**** INFORMATION SUPPLIED ****
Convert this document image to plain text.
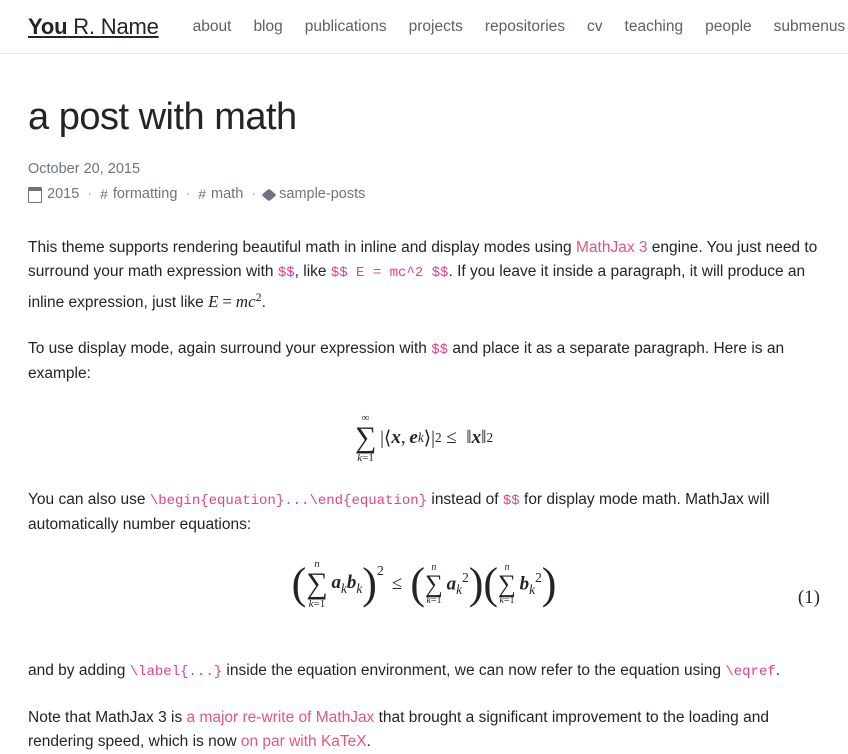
You R. Name	about	blog	publications	projects	repositories	cv	teaching	people	submenus
a post with math
October 20, 2015
2015 · # formatting · # math ·	sample-posts

This theme supports rendering beautiful math in inline and display modes using MathJax 3 engine. You just need to surround your math expression with $$, like $$ E = mc^2 $$. If you leave it inside a paragraph, it will produce an inline expression, just like $E = mc^2$.

To use display mode, again surround your expression with $$ and place it as a separate paragraph. Here is an example:

∞
∑
k=1
 |⟨ x ,  e k ⟩| 2 ≤  ‖ x ‖ 2

You can also use \begin{equation}...\end{equation} instead of $$ for display mode math. MathJax will automatically number equations:

( n
∑
k=1
 $a_kb_k$ ) 2
≤ ( n
∑
k=1
 $a_k^2$ ) ( n
∑
k=1
 $b_k^2$ )	(1)

and by adding \label{...} inside the equation environment, we can now refer to the equation using \eqref.

Note that MathJax 3 is a major re-write of MathJax that brought a significant improvement to the loading and rendering speed, which is now on par with KaTeX.
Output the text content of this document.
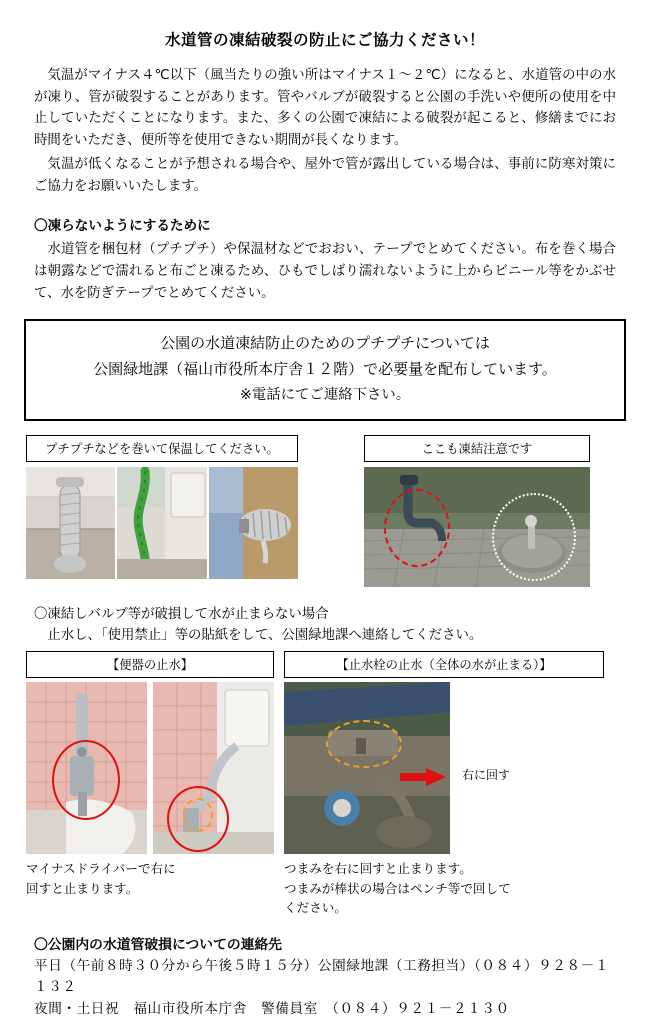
水道管の凍結破裂の防止にご協力ください！

気温がマイナス４℃以下（風当たりの強い所はマイナス１～２℃）になると、水道管の中の水が凍り、管が破裂することがあります。管やバルブが破裂すると公園の手洗いや便所の使用を中止していただくことになります。また、多くの公園で凍結による破裂が起こると、修繕までにお時間をいただき、便所等を使用できない期間が長くなります。

気温が低くなることが予想される場合や、屋外で管が露出している場合は、事前に防寒対策にご協力をお願いいたします。

〇凍らないようにするために
水道管を梱包材（プチプチ）や保温材などでおおい、テープでとめてください。布を巻く場合は朝露などで濡れると布ごと凍るため、ひもでしばり濡れないように上からビニール等をかぶせて、水を防ぎテープでとめてください。
公園の水道凍結防止のためのプチプチについては
公園緑地課（福山市役所本庁舎１２階）で必要量を配布しています。
※電話にてご連絡下さい。
プチプチなどを巻いて保温してください。	ここも凍結注意です
〇凍結しバルブ等が破損して水が止まらない場合
止水し、「使用禁止」等の貼紙をして、公園緑地課へ連絡してください。
【便器の止水】
マイナスドライバーで右に
回すと止まります。
【止水栓の止水（全体の水が止まる）】
右に回す
つまみを右に回すと止まります。
つまみが棒状の場合はペンチ等で回して
ください。
〇公園内の水道管破損についての連絡先
平日（午前８時３０分から午後５時１５分）公園緑地課（工務担当）（０８４）９２８－１１３２
夜間・土日祝　福山市役所本庁舎　警備員室　（０８４）９２１－２１３０
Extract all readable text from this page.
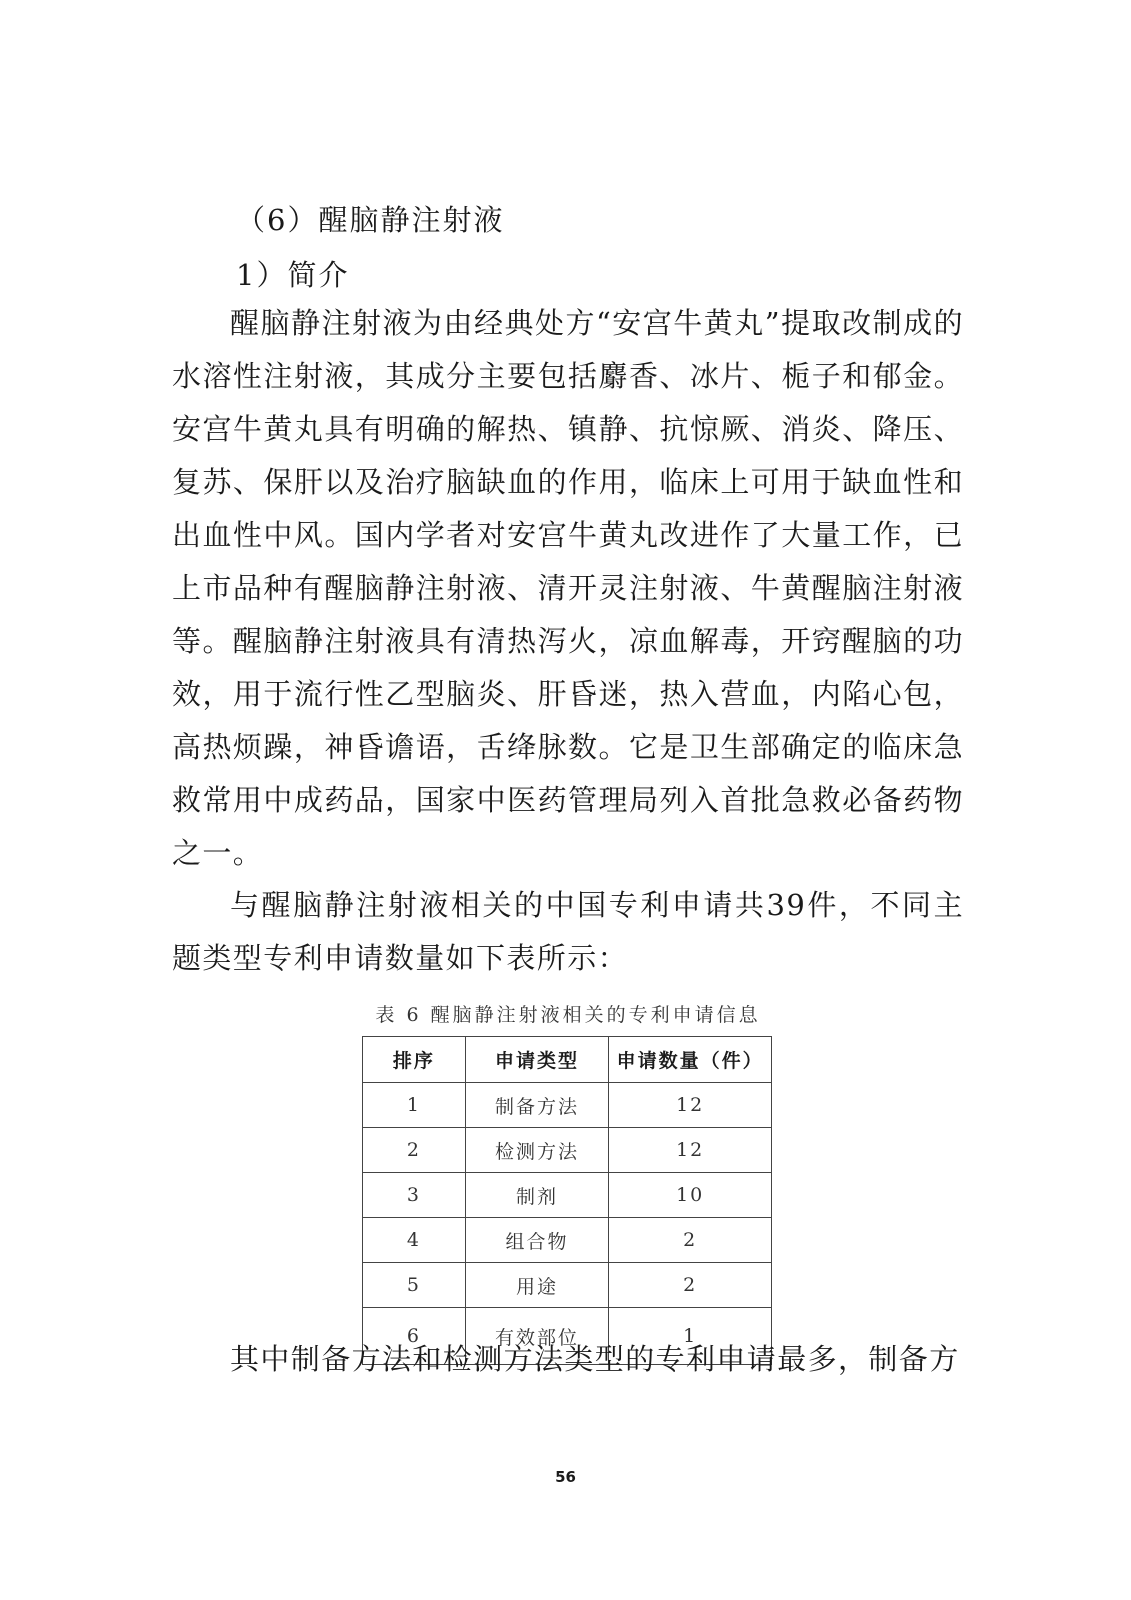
（6）醒脑静注射液
1）简介

醒脑静注射液为由经典处方“安宫牛黄丸”提取改制成的水溶性注射液，其成分主要包括麝香、冰片、栀子和郁金。安宫牛黄丸具有明确的解热、镇静、抗惊厥、消炎、降压、复苏、保肝以及治疗脑缺血的作用，临床上可用于缺血性和出血性中风。国内学者对安宫牛黄丸改进作了大量工作，已上市品种有醒脑静注射液、清开灵注射液、牛黄醒脑注射液等。醒脑静注射液具有清热泻火，凉血解毒，开窍醒脑的功效，用于流行性乙型脑炎、肝昏迷，热入营血，内陷心包，高热烦躁，神昏谵语，舌绛脉数。它是卫生部确定的临床急救常用中成药品，国家中医药管理局列入首批急救必备药物之一。

与醒脑静注射液相关的中国专利申请共39件，不同主题类型专利申请数量如下表所示：

表 6 醒脑静注射液相关的专利申请信息
排序	申请类型	申请数量（件）
1	制备方法	12
2	检测方法	12
3	制剂	10
4	组合物	2
5	用途	2
6	有效部位	1

其中制备方法和检测方法类型的专利申请最多，制备方

56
****
▶ [SHORT PROBLEM] Write out an exact reproduction of the lines from the line that holds "Extract all readable text from this page." to the bottom of the listing above, both ends included. Exclude pictures.

▶ [EXPECTED ANSWER]
Extract all readable text from this page.
（6）醒脑静注射液
1）简介

醒脑静注射液为由经典处方“安宫牛黄丸”提取改制成的水溶性注射液，其成分主要包括麝香、冰片、栀子和郁金。安宫牛黄丸具有明确的解热、镇静、抗惊厥、消炎、降压、复苏、保肝以及治疗脑缺血的作用，临床上可用于缺血性和出血性中风。国内学者对安宫牛黄丸改进作了大量工作，已上市品种有醒脑静注射液、清开灵注射液、牛黄醒脑注射液等。醒脑静注射液具有清热泻火，凉血解毒，开窍醒脑的功效，用于流行性乙型脑炎、肝昏迷，热入营血，内陷心包，高热烦躁，神昏谵语，舌绛脉数。它是卫生部确定的临床急救常用中成药品，国家中医药管理局列入首批急救必备药物之一。

与醒脑静注射液相关的中国专利申请共39件，不同主题类型专利申请数量如下表所示：

表 6 醒脑静注射液相关的专利申请信息
排序	申请类型	申请数量（件）
1	制备方法	12
2	检测方法	12
3	制剂	10
4	组合物	2
5	用途	2
6	有效部位	1

其中制备方法和检测方法类型的专利申请最多，制备方

56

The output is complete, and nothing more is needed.